Set task a =
Answer these from the Rust presentation, one line each:
(i) What does Rust compile with?
(ii) How much memory does each element in an enum require?
(iii) What is a panic compared to?

Extract provided =
EMIKG
Rust-based EMI web portal
Goals of this presentation
Rust Lexicon
LLVM
LLVM (Low Level Virtual Machine) is a collection of modular and reusable compiler and toolchain technologies
It provides a set of intermediate representations and optimization passes, making it a versatile foundation for building compilers for various programming languages.
LLVM is often used for optimizing and generating machine code from high-level programming languages
Rust compiles with LLVM
Rust compilation
Syntax Analysis: Rust source code is parsed to ensure it follows the language's syntax rules.
Intermediate Representation (IR): The code is translated into LLVM intermediate representation, a platform-independent format.
Optimization: LLVM performs various optimization passes on the IR to enhance code efficiency.
Code Generation: Optimized IR is translated into machine code specific to the target architecture.
Linking: The compiled code is linked with other necessary components to create the final executable.
Compile time and Run time
Compile Time: The phase when the source code is translated and checked by the compiler, resulting in the generation of executable files.
Run Time: The phase during which the compiled program is executed, performing its tasks and responding to dynamic conditions.
Unless we use jitting, there is no code generation at Run time
Crates
Lifetimes
Refers to a concept used in the ownership system to manage memory safety without the need for garbage collection
Lifetimes specify the scope over which references are valid and help the compiler ensure that references do not outlive the data they point to
E.g. a marriage is valid until both spouses are alive
‘a ‘_
Mutable reference
Strict separation between mutable and immutable references to prevent data races and ensure thread safety.
Mutable references allow modification of the data they point to, while immutable references only allow reading.
You can only have one mutable reference at once*
*Unless you really ask nicely.
&’a object
&’b mut object
Enum
Short for enumeration, is a custom data type that allows you to define a type by enumerating its possible values
Enums are commonly used to represent a finite set of related possibilities
The 7 dwarves are an enumeration of 7 elements.
Each element in an enum will require as much memory as the largest of them.
Visibility
Visibility is a descriptor for enums, structs, their attributes, functions, traits and methods.
It specifies whether an external file can read such an element.
pub enum Option<T> {
None,
Some(T)
}
pub(crate) enum Option<T> {
None,
Some(T)
}
enum Option<T> {
None,
Some(T)
}
Option
Enum type that is used to represent the presence or absence of a value
E.g. in an MGF, we may or may not have the name of the instrument used for the experiment
pub enum Option<T> {
None,
Some(T)
}
Result
Enum type that is used to represent the outcome of uncertain operations
E.g. a file may be presented as an MGF, but it is actually a CSV. Reading such a file as an MGF will cause an error, but that outcome is unknown at compile time, so we need to be prepared for both outcomes.
pub enum Result<T, E> {
Ok(T),
Err(E)
}
Panic
When a result or generally speaking an illegal state is reached, a panic is raised.
This is similar to a Python Exception.
panic!(“This should have worked!”);
todo!(“This has to be done!”);
unreacheable!(“This cannot happen!”);
Generics
The T field in the Option enum is a generic, i.e. is an arbitrary type.
You can use generic to compose very complex structs from simple elements.
pub enum Option<T> {
None,
Some(T)

Set task b =
Copy the rows verbatim, everything from the first row down to the line containing "spinner-arrows-icon (1224, 107, 1234, 123)", with that line included.

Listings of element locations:
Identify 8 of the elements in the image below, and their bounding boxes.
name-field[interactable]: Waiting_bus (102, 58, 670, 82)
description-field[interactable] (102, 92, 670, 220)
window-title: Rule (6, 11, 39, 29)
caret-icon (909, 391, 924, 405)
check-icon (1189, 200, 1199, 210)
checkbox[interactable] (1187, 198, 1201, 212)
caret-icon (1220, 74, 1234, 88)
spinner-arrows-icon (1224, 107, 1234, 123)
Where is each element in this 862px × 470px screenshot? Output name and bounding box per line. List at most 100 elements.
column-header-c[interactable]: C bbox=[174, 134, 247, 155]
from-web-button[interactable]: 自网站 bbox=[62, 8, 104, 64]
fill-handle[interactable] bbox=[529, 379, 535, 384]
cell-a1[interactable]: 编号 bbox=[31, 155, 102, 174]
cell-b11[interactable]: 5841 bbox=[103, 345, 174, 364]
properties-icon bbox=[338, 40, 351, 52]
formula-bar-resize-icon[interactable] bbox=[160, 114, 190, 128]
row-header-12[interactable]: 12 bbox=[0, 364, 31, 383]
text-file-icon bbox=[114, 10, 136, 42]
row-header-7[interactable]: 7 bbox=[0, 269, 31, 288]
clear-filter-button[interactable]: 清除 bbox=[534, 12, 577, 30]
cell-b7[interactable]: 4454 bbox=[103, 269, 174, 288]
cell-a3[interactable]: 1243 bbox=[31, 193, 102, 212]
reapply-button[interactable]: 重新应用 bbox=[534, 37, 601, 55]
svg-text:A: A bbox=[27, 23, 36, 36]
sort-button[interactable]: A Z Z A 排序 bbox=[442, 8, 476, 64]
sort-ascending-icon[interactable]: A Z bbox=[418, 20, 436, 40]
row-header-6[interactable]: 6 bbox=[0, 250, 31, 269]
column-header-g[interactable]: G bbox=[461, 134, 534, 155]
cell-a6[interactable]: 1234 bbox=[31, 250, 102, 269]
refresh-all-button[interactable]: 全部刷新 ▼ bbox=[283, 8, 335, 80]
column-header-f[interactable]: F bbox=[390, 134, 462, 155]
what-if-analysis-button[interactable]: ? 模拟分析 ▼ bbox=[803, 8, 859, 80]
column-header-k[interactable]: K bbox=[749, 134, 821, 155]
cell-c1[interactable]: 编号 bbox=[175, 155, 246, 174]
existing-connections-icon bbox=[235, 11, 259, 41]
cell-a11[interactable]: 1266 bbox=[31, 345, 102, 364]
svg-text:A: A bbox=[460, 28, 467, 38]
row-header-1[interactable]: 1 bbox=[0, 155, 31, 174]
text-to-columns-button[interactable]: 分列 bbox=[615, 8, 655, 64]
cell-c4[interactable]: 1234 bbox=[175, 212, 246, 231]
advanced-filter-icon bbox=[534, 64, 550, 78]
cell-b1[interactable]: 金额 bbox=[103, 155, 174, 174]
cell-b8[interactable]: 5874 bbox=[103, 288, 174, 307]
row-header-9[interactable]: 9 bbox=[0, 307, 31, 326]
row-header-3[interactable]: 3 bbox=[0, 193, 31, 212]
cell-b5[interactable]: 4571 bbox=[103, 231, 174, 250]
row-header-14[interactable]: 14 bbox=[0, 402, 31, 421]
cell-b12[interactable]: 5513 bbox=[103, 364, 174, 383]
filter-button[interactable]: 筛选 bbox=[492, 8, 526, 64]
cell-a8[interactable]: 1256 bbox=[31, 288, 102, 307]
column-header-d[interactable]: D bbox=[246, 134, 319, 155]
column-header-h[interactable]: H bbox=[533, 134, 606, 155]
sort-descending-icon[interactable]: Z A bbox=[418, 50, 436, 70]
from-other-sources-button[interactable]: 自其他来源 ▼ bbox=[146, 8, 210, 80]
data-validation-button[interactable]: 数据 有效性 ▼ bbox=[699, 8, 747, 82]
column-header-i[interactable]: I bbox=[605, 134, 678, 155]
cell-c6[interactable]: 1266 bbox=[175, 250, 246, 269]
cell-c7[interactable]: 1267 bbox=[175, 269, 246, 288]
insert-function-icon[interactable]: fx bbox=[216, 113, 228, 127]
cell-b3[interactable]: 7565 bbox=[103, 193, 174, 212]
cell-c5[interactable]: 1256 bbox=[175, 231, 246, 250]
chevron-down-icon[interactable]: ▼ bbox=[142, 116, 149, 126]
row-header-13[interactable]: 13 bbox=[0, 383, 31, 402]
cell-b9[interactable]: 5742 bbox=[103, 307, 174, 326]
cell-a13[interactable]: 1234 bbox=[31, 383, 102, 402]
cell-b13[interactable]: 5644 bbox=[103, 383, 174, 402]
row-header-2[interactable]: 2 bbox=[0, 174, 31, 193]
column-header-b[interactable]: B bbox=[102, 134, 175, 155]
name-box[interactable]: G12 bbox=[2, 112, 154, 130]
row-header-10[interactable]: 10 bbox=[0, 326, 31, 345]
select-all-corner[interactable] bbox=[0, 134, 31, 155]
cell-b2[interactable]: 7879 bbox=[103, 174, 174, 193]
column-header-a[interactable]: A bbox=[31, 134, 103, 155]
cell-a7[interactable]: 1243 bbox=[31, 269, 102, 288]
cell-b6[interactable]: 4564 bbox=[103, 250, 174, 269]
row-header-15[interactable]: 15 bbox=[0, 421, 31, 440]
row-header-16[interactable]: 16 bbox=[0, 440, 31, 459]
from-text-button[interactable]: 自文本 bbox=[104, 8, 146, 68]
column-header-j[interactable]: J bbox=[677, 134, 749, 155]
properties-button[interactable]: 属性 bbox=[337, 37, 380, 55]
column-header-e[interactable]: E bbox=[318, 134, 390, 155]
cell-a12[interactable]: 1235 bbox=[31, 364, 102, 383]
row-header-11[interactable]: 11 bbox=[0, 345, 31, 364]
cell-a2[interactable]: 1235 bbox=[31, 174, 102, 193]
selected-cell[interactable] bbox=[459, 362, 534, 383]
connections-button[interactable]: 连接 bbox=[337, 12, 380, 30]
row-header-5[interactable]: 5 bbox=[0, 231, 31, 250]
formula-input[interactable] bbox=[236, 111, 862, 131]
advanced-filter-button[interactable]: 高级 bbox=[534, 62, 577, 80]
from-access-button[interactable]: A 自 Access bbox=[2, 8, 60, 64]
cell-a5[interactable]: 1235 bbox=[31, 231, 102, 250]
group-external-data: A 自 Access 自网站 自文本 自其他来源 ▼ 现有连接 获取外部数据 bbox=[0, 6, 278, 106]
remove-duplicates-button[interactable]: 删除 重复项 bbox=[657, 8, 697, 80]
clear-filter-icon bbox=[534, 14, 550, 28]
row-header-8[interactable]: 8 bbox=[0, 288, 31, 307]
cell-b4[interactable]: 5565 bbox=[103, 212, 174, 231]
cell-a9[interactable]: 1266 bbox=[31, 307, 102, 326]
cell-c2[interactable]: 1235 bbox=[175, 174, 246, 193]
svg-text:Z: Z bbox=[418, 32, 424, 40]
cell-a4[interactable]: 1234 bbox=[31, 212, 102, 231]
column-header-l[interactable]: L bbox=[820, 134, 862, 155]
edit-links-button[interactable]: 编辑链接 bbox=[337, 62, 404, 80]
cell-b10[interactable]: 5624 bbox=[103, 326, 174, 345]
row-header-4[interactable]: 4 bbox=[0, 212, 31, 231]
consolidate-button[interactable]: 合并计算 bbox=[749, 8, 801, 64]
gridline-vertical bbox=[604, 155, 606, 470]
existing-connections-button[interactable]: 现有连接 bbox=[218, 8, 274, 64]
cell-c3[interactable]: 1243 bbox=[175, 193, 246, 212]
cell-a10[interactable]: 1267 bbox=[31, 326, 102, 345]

Task answer a =
(i) LLVM
(ii) As much as the largest of them
(iii) A Python Exception

Task answer b =
Identify 8 of the elements in the image below, and their bounding boxes.
name-field[interactable]: Waiting_bus (102, 58, 670, 82)
description-field[interactable] (102, 92, 670, 220)
window-title: Rule (6, 11, 39, 29)
caret-icon (909, 391, 924, 405)
check-icon (1189, 200, 1199, 210)
checkbox[interactable] (1187, 198, 1201, 212)
caret-icon (1220, 74, 1234, 88)
spinner-arrows-icon (1224, 107, 1234, 123)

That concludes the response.